• **Goal**
Extract every line where the string "devices" appears.
+ + + + +
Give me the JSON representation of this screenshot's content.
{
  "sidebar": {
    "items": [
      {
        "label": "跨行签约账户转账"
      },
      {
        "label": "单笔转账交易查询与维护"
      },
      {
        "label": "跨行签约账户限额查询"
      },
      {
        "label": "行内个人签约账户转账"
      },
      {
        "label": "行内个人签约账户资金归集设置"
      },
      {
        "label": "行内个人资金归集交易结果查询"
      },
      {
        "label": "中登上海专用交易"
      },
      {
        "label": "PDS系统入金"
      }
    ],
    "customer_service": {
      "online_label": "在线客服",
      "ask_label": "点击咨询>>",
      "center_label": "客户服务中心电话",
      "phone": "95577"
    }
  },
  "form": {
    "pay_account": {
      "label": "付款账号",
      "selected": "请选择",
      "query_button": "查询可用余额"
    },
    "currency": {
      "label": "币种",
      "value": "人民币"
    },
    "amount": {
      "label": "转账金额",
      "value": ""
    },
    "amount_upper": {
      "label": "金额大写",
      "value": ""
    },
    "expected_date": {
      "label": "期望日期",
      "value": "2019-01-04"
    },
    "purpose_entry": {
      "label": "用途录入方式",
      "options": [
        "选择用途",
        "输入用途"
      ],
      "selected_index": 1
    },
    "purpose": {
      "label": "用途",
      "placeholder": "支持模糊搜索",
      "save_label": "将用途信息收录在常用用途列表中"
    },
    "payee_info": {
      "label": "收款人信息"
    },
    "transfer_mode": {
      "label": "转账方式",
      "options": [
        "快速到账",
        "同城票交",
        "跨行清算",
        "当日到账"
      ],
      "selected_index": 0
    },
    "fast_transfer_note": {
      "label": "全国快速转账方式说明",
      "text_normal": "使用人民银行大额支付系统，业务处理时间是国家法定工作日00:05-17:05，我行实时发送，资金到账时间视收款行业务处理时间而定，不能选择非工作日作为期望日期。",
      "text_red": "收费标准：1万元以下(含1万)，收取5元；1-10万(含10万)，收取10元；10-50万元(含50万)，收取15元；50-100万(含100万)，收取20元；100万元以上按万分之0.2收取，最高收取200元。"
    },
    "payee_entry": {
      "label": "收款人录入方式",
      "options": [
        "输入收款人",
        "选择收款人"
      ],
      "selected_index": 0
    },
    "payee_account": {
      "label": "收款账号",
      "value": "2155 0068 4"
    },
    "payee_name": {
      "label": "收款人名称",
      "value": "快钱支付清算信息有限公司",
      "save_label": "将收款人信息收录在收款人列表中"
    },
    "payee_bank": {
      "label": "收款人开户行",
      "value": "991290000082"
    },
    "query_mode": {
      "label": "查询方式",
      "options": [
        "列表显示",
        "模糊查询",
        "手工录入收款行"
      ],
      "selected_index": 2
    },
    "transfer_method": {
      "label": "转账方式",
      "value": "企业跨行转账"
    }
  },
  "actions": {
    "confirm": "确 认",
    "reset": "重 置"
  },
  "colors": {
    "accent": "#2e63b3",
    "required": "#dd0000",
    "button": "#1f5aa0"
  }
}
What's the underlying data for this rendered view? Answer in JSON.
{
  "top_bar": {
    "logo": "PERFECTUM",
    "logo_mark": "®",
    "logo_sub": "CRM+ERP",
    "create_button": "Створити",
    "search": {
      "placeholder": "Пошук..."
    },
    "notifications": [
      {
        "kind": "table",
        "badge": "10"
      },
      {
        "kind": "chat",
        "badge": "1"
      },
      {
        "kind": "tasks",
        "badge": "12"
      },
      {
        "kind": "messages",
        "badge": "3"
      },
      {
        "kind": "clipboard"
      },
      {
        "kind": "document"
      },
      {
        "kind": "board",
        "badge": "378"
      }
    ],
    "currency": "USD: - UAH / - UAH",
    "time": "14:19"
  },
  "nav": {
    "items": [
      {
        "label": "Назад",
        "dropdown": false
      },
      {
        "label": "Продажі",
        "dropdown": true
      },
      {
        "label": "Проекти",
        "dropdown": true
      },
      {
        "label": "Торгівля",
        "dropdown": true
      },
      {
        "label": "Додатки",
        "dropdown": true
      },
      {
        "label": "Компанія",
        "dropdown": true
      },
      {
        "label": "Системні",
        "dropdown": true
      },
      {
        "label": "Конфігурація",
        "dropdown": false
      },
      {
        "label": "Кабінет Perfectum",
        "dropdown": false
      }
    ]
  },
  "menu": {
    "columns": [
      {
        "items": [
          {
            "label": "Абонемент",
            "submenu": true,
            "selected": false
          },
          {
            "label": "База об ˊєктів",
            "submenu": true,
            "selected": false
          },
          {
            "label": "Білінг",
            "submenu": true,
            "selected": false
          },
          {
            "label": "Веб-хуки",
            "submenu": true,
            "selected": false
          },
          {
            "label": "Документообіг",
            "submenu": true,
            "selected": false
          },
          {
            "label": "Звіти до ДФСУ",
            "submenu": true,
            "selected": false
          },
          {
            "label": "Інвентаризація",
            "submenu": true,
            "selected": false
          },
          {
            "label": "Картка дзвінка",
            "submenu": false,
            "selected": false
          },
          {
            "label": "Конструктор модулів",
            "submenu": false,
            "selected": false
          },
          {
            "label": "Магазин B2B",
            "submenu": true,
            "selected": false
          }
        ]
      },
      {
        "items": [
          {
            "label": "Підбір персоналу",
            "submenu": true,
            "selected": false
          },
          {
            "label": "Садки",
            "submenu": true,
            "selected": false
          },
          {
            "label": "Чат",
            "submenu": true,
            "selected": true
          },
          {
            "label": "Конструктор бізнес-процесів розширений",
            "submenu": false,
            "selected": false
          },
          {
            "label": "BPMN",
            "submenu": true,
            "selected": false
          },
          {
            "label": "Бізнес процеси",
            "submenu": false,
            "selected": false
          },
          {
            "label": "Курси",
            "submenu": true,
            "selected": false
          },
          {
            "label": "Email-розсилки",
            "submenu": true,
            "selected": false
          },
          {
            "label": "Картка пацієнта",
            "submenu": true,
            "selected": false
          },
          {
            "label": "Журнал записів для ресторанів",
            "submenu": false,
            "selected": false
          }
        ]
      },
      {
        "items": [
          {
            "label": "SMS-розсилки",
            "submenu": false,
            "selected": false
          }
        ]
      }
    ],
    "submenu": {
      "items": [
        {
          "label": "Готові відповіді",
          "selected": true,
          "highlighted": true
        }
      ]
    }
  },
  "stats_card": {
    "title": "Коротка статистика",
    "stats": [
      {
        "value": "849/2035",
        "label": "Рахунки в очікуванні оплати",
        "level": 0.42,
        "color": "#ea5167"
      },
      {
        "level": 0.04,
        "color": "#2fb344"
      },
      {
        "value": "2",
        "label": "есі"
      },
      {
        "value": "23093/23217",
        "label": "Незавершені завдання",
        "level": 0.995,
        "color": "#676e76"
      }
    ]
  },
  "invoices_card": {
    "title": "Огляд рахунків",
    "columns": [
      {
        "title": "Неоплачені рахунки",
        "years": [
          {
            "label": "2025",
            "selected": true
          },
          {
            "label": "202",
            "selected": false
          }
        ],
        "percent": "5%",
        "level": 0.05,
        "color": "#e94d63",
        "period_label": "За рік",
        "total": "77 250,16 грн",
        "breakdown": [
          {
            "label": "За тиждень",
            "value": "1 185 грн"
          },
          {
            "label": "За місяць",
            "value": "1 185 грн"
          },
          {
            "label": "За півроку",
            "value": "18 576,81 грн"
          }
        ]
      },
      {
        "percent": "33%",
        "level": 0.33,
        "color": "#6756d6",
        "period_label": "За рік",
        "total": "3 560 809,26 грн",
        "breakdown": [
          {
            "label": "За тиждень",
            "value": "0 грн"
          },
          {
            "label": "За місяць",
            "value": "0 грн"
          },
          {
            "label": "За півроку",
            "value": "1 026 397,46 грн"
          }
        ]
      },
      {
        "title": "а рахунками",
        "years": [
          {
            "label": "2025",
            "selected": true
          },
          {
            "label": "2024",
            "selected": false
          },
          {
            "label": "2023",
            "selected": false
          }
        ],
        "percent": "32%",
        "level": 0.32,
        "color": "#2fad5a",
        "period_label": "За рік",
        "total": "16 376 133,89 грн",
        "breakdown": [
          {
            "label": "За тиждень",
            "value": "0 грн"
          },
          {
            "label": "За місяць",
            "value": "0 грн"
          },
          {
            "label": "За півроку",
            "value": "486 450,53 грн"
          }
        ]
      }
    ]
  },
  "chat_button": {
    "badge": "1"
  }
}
+ + + + +
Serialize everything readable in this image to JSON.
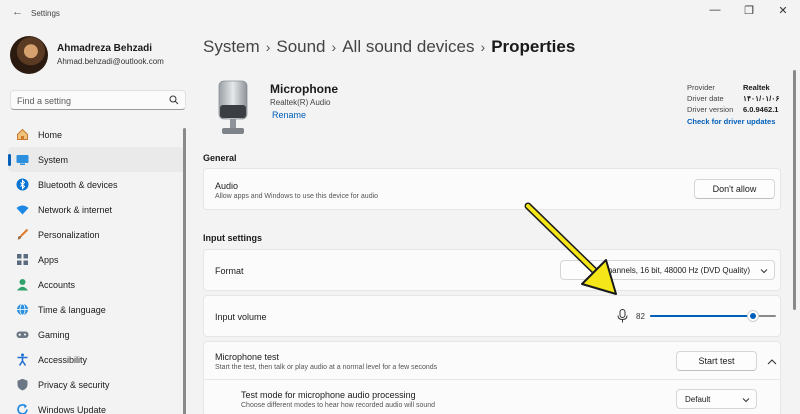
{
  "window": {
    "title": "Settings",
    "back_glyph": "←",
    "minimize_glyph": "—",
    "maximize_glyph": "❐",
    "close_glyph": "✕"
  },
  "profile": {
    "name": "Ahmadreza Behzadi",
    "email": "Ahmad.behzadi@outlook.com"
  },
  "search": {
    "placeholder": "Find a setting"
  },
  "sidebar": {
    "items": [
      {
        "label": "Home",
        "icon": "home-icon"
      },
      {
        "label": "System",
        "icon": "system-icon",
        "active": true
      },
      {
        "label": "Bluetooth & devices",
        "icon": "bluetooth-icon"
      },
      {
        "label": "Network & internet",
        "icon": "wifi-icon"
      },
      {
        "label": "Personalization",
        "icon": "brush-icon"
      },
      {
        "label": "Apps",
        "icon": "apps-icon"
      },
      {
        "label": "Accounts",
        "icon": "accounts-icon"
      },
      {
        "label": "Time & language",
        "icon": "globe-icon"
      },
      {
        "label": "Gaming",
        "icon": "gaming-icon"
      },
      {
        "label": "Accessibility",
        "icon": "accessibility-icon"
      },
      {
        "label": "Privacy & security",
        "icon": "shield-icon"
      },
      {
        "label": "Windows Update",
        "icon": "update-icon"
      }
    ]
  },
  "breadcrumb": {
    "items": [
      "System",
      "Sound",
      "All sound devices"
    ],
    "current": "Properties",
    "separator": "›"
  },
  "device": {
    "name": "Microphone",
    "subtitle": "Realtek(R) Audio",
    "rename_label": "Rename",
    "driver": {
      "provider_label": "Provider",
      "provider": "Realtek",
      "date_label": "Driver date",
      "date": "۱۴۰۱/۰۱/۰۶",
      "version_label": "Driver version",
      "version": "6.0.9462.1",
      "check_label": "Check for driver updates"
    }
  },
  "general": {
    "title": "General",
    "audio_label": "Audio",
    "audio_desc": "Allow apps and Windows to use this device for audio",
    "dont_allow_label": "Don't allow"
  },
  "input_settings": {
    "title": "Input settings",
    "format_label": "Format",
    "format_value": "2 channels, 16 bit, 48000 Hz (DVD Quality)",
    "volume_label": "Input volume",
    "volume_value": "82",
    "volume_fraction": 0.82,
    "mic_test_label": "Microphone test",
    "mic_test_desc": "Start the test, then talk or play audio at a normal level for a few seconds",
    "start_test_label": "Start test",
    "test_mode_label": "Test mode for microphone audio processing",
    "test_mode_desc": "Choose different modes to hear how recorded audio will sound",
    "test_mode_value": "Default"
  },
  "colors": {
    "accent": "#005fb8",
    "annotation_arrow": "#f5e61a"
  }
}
+ + + + +
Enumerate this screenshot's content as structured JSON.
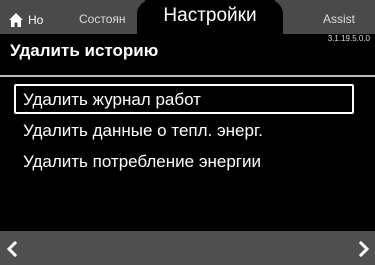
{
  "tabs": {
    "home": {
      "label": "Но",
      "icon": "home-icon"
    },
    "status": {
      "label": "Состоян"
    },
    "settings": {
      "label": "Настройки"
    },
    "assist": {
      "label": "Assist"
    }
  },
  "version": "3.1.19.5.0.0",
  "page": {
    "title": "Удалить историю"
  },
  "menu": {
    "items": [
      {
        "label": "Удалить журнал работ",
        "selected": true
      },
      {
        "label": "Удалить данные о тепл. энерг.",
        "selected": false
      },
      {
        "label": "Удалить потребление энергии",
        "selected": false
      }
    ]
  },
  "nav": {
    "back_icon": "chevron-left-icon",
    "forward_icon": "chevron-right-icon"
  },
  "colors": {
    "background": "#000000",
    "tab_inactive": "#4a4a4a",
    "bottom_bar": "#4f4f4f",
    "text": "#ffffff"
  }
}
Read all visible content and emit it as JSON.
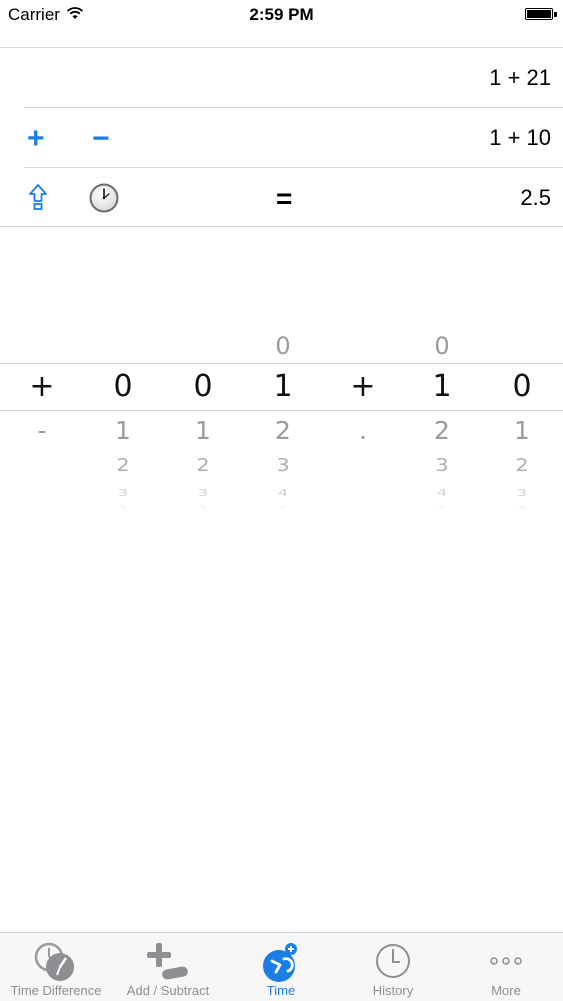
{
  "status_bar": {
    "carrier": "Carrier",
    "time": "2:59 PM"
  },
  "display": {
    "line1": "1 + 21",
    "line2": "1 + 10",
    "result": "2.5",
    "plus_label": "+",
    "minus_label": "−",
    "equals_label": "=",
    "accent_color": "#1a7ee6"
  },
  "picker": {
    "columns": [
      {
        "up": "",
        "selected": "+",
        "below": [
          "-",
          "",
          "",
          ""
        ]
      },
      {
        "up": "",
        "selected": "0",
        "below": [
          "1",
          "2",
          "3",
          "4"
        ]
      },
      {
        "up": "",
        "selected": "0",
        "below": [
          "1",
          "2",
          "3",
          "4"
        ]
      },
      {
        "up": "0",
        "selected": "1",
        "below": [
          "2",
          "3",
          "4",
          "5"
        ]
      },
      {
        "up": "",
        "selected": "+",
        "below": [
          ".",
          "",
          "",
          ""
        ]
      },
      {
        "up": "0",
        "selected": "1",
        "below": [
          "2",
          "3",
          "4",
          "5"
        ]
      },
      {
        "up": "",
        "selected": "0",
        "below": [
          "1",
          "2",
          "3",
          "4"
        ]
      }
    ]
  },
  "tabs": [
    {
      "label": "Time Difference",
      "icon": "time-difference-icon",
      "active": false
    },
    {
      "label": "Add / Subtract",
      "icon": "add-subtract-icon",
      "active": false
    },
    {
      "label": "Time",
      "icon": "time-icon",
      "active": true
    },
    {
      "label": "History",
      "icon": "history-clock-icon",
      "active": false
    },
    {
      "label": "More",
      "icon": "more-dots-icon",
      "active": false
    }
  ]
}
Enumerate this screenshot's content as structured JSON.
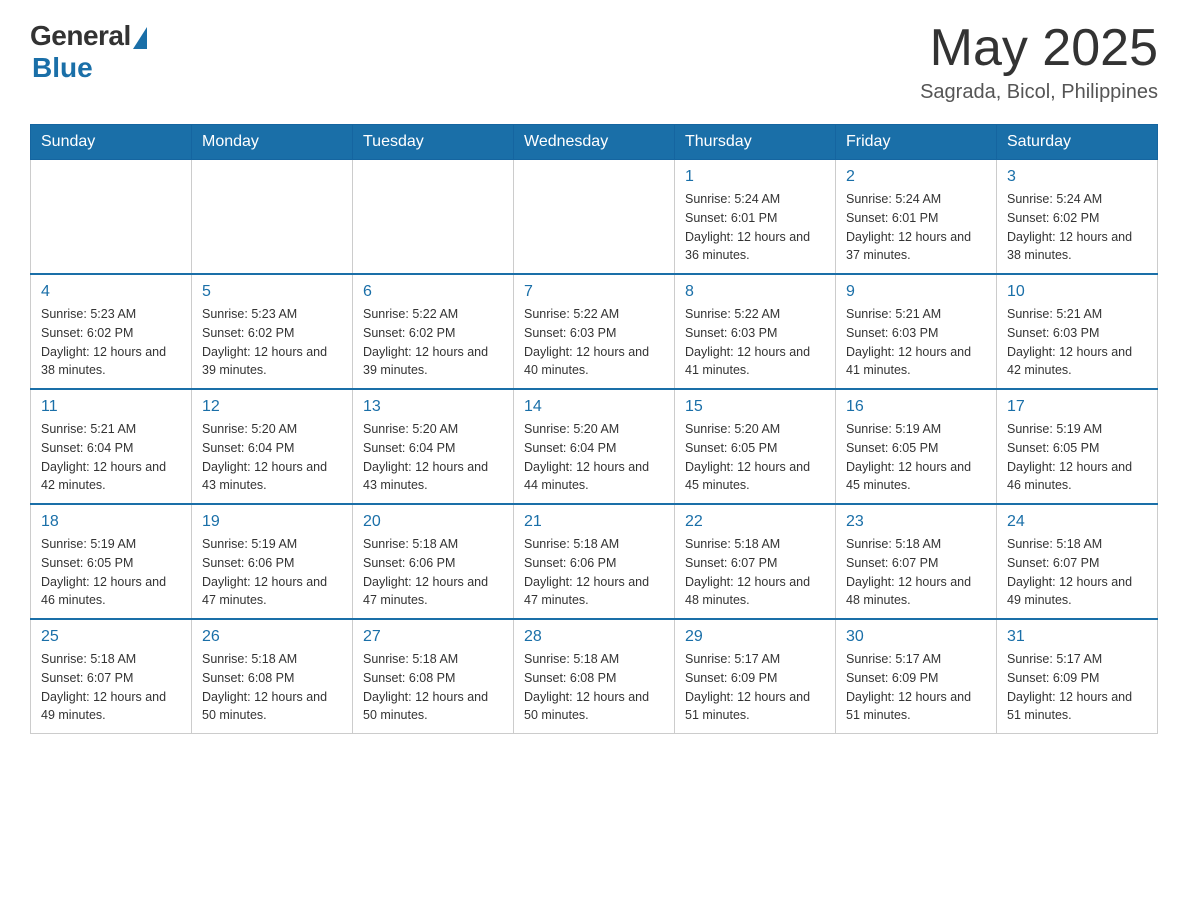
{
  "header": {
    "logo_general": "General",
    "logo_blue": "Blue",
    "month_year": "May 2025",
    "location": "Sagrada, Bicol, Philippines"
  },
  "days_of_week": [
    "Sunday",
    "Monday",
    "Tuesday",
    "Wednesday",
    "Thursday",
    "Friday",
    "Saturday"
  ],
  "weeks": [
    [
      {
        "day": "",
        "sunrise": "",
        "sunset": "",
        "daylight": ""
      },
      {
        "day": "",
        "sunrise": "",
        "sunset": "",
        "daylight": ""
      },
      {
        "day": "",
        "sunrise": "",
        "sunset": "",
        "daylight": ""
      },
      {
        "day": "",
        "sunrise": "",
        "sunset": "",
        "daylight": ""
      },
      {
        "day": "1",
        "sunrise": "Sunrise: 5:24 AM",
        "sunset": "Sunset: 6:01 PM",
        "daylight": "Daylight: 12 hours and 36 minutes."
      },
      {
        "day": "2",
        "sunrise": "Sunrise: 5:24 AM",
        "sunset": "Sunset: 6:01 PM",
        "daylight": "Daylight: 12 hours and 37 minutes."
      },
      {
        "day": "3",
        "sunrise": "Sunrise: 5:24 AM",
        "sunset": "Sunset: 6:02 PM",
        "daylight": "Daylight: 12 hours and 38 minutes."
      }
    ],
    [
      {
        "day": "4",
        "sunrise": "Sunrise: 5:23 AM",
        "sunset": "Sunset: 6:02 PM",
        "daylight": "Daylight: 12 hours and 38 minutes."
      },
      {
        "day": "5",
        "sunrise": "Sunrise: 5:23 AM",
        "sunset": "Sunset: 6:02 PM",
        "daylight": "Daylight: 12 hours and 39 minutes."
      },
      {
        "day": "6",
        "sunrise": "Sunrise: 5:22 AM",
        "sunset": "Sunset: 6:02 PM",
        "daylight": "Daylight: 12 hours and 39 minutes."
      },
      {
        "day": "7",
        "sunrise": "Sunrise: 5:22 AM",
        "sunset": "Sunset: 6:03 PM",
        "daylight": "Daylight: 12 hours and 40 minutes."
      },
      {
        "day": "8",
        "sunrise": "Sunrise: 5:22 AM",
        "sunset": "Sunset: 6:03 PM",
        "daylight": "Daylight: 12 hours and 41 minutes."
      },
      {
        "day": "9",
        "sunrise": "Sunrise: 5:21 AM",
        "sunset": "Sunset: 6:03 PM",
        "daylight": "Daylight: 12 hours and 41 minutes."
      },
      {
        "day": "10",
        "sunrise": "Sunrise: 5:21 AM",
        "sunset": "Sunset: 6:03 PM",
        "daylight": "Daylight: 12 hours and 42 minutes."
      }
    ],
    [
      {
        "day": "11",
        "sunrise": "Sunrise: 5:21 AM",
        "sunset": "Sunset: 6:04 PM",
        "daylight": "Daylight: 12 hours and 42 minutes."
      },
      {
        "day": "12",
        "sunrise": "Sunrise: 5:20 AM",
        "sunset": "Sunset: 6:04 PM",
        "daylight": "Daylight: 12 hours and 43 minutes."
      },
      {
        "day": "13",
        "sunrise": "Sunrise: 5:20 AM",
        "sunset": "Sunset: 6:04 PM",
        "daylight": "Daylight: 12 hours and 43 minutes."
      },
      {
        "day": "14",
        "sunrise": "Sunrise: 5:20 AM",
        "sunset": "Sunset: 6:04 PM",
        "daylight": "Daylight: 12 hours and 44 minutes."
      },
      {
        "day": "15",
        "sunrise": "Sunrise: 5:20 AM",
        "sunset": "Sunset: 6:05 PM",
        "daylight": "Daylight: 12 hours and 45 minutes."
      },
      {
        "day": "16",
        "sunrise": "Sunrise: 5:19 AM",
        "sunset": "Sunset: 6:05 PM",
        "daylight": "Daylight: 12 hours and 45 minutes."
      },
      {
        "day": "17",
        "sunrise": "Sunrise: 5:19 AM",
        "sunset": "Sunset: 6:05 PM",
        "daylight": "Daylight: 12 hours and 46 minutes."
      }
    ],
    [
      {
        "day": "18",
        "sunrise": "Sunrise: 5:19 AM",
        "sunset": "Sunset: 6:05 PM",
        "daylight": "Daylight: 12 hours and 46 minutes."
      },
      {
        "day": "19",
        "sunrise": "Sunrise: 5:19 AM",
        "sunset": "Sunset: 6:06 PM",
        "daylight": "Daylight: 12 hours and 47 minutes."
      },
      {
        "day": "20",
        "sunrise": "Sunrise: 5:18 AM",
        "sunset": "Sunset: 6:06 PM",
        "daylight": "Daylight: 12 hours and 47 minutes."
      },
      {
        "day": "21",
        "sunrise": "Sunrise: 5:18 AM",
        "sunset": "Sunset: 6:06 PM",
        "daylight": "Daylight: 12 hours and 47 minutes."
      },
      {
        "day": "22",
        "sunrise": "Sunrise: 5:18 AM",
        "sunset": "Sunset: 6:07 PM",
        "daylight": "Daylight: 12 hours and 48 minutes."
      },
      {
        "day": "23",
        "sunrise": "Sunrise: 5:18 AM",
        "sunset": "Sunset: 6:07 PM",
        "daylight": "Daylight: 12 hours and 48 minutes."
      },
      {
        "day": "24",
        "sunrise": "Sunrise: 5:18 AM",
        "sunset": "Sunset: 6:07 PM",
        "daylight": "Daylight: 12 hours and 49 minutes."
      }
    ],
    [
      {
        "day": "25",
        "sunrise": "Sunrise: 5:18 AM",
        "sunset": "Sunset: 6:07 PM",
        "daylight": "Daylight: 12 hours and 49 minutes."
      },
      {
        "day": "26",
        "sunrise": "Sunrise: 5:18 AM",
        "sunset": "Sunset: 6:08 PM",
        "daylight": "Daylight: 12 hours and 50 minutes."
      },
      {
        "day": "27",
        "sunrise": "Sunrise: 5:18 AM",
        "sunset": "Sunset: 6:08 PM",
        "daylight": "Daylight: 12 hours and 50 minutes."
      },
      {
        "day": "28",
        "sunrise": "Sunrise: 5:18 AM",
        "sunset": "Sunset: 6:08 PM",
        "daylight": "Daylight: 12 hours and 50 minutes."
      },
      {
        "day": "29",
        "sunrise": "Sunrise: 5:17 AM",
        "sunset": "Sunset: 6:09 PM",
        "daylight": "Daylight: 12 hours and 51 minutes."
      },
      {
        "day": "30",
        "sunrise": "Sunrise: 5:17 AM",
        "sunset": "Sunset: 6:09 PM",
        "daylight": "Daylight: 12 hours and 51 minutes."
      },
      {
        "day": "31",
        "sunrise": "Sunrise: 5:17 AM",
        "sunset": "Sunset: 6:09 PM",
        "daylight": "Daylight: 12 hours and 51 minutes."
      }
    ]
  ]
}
+ + + + +
• **Solution**
        "label": "Bluetooth & devices",
      "All sound devices"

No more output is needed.